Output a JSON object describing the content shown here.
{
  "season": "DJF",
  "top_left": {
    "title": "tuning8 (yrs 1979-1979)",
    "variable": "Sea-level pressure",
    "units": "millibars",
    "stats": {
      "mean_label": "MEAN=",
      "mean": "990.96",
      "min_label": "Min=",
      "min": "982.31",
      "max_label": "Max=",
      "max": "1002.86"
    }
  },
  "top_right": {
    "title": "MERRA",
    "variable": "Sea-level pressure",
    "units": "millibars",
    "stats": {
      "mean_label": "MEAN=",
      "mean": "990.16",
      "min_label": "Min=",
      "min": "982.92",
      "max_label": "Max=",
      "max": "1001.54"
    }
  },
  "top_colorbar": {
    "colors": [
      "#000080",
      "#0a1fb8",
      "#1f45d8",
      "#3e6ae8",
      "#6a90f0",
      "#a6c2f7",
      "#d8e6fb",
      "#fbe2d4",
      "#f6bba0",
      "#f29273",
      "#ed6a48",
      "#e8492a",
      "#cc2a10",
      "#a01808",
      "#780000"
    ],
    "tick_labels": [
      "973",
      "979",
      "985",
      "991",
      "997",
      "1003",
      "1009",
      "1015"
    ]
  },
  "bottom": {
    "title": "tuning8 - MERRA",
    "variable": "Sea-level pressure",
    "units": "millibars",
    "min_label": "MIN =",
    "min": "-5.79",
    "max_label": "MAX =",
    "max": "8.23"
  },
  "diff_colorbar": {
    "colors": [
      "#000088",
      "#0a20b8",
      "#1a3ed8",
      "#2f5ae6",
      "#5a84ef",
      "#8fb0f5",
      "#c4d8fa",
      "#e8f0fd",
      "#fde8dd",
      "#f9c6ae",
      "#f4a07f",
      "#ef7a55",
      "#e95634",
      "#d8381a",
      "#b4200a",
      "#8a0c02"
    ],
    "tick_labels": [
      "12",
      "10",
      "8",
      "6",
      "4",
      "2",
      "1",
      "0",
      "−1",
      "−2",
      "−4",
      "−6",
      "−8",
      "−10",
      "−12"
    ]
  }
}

^^^^^^^^^^^^^^^^

Pull out every line in the material above where "title" occurs.

■ Response to the exercise:
    "title": "tuning8 (yrs 1979-1979)",
    "title": "MERRA",
    "title": "tuning8 - MERRA",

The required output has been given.